▶ **Problem description**
Can you print every record below exactly as written?

---------- Extracted information ----------

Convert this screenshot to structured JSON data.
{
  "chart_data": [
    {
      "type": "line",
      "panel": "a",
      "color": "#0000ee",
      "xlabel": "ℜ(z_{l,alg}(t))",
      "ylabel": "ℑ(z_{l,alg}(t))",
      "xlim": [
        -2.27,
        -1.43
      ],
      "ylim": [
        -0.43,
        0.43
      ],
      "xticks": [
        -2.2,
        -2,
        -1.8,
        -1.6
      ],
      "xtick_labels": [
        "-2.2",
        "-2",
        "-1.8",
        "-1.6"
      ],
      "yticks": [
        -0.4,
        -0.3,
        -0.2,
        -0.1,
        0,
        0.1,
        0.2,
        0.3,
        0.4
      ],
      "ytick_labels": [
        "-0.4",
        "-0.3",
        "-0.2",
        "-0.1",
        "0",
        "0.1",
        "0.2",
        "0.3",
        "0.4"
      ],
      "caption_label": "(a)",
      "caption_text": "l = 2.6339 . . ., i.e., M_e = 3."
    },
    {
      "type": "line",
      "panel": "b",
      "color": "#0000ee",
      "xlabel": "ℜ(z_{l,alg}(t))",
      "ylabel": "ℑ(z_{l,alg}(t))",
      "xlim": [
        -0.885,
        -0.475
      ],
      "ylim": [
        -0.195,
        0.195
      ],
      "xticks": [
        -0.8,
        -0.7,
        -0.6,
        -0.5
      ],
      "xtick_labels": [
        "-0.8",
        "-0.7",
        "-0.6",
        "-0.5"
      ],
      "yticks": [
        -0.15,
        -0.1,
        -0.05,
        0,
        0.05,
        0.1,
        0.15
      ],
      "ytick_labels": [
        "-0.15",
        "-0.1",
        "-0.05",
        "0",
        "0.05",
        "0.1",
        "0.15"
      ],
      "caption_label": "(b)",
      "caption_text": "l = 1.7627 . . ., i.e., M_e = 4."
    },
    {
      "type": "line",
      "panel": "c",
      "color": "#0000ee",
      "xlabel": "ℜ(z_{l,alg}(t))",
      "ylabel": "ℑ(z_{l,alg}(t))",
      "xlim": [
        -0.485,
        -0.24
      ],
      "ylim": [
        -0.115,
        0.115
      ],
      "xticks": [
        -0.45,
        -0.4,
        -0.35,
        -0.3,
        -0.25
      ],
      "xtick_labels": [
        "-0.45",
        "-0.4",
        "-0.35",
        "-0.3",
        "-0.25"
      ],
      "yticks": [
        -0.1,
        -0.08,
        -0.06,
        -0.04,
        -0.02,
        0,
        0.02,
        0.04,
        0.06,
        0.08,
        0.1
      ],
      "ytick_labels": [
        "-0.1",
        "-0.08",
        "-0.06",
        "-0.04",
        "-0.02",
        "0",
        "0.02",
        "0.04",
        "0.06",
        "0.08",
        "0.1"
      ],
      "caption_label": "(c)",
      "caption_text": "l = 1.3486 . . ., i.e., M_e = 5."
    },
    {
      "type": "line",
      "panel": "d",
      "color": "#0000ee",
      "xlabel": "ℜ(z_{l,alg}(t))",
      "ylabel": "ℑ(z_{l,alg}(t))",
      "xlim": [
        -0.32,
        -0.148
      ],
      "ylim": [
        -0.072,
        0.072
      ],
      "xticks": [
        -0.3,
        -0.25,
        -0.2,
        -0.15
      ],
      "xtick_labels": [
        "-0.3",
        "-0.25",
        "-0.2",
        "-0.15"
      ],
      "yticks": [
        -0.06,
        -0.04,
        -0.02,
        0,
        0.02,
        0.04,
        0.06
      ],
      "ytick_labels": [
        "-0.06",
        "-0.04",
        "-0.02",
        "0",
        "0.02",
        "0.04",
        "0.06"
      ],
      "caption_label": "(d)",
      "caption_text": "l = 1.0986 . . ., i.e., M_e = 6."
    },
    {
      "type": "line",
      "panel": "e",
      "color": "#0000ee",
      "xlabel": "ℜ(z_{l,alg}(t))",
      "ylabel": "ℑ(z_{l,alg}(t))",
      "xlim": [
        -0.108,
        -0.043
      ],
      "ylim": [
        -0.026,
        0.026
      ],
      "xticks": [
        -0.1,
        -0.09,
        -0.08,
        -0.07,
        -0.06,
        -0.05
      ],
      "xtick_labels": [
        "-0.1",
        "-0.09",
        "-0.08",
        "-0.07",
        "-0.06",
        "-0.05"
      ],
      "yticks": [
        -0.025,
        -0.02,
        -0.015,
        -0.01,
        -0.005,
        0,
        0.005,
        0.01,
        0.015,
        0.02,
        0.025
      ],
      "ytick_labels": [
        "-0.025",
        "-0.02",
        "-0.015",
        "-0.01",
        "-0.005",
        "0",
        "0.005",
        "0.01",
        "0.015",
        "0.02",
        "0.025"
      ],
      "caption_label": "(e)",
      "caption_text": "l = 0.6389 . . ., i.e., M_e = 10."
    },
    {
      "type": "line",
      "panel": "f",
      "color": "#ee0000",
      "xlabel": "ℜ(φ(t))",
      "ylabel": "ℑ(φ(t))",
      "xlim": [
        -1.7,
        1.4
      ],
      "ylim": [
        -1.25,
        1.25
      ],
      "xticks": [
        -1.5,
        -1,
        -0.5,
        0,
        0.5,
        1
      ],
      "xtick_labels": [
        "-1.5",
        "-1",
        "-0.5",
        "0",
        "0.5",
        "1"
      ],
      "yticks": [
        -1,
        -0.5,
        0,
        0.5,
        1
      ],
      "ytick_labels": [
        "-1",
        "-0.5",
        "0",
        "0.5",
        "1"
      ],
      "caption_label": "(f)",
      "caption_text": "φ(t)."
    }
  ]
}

----------

▶ **Completed task**
Convert this screenshot to structured JSON data.
{
  "chart_data": [
    {
      "type": "line",
      "panel": "a",
      "color": "#0000ee",
      "xlabel": "ℜ(z_{l,alg}(t))",
      "ylabel": "ℑ(z_{l,alg}(t))",
      "xlim": [
        -2.27,
        -1.43
      ],
      "ylim": [
        -0.43,
        0.43
      ],
      "xticks": [
        -2.2,
        -2,
        -1.8,
        -1.6
      ],
      "xtick_labels": [
        "-2.2",
        "-2",
        "-1.8",
        "-1.6"
      ],
      "yticks": [
        -0.4,
        -0.3,
        -0.2,
        -0.1,
        0,
        0.1,
        0.2,
        0.3,
        0.4
      ],
      "ytick_labels": [
        "-0.4",
        "-0.3",
        "-0.2",
        "-0.1",
        "0",
        "0.1",
        "0.2",
        "0.3",
        "0.4"
      ],
      "caption_label": "(a)",
      "caption_text": "l = 2.6339 . . ., i.e., M_e = 3."
    },
    {
      "type": "line",
      "panel": "b",
      "color": "#0000ee",
      "xlabel": "ℜ(z_{l,alg}(t))",
      "ylabel": "ℑ(z_{l,alg}(t))",
      "xlim": [
        -0.885,
        -0.475
      ],
      "ylim": [
        -0.195,
        0.195
      ],
      "xticks": [
        -0.8,
        -0.7,
        -0.6,
        -0.5
      ],
      "xtick_labels": [
        "-0.8",
        "-0.7",
        "-0.6",
        "-0.5"
      ],
      "yticks": [
        -0.15,
        -0.1,
        -0.05,
        0,
        0.05,
        0.1,
        0.15
      ],
      "ytick_labels": [
        "-0.15",
        "-0.1",
        "-0.05",
        "0",
        "0.05",
        "0.1",
        "0.15"
      ],
      "caption_label": "(b)",
      "caption_text": "l = 1.7627 . . ., i.e., M_e = 4."
    },
    {
      "type": "line",
      "panel": "c",
      "color": "#0000ee",
      "xlabel": "ℜ(z_{l,alg}(t))",
      "ylabel": "ℑ(z_{l,alg}(t))",
      "xlim": [
        -0.485,
        -0.24
      ],
      "ylim": [
        -0.115,
        0.115
      ],
      "xticks": [
        -0.45,
        -0.4,
        -0.35,
        -0.3,
        -0.25
      ],
      "xtick_labels": [
        "-0.45",
        "-0.4",
        "-0.35",
        "-0.3",
        "-0.25"
      ],
      "yticks": [
        -0.1,
        -0.08,
        -0.06,
        -0.04,
        -0.02,
        0,
        0.02,
        0.04,
        0.06,
        0.08,
        0.1
      ],
      "ytick_labels": [
        "-0.1",
        "-0.08",
        "-0.06",
        "-0.04",
        "-0.02",
        "0",
        "0.02",
        "0.04",
        "0.06",
        "0.08",
        "0.1"
      ],
      "caption_label": "(c)",
      "caption_text": "l = 1.3486 . . ., i.e., M_e = 5."
    },
    {
      "type": "line",
      "panel": "d",
      "color": "#0000ee",
      "xlabel": "ℜ(z_{l,alg}(t))",
      "ylabel": "ℑ(z_{l,alg}(t))",
      "xlim": [
        -0.32,
        -0.148
      ],
      "ylim": [
        -0.072,
        0.072
      ],
      "xticks": [
        -0.3,
        -0.25,
        -0.2,
        -0.15
      ],
      "xtick_labels": [
        "-0.3",
        "-0.25",
        "-0.2",
        "-0.15"
      ],
      "yticks": [
        -0.06,
        -0.04,
        -0.02,
        0,
        0.02,
        0.04,
        0.06
      ],
      "ytick_labels": [
        "-0.06",
        "-0.04",
        "-0.02",
        "0",
        "0.02",
        "0.04",
        "0.06"
      ],
      "caption_label": "(d)",
      "caption_text": "l = 1.0986 . . ., i.e., M_e = 6."
    },
    {
      "type": "line",
      "panel": "e",
      "color": "#0000ee",
      "xlabel": "ℜ(z_{l,alg}(t))",
      "ylabel": "ℑ(z_{l,alg}(t))",
      "xlim": [
        -0.108,
        -0.043
      ],
      "ylim": [
        -0.026,
        0.026
      ],
      "xticks": [
        -0.1,
        -0.09,
        -0.08,
        -0.07,
        -0.06,
        -0.05
      ],
      "xtick_labels": [
        "-0.1",
        "-0.09",
        "-0.08",
        "-0.07",
        "-0.06",
        "-0.05"
      ],
      "yticks": [
        -0.025,
        -0.02,
        -0.015,
        -0.01,
        -0.005,
        0,
        0.005,
        0.01,
        0.015,
        0.02,
        0.025
      ],
      "ytick_labels": [
        "-0.025",
        "-0.02",
        "-0.015",
        "-0.01",
        "-0.005",
        "0",
        "0.005",
        "0.01",
        "0.015",
        "0.02",
        "0.025"
      ],
      "caption_label": "(e)",
      "caption_text": "l = 0.6389 . . ., i.e., M_e = 10."
    },
    {
      "type": "line",
      "panel": "f",
      "color": "#ee0000",
      "xlabel": "ℜ(φ(t))",
      "ylabel": "ℑ(φ(t))",
      "xlim": [
        -1.7,
        1.4
      ],
      "ylim": [
        -1.25,
        1.25
      ],
      "xticks": [
        -1.5,
        -1,
        -0.5,
        0,
        0.5,
        1
      ],
      "xtick_labels": [
        "-1.5",
        "-1",
        "-0.5",
        "0",
        "0.5",
        "1"
      ],
      "yticks": [
        -1,
        -0.5,
        0,
        0.5,
        1
      ],
      "ytick_labels": [
        "-1",
        "-0.5",
        "0",
        "0.5",
        "1"
      ],
      "caption_label": "(f)",
      "caption_text": "φ(t)."
    }
  ]
}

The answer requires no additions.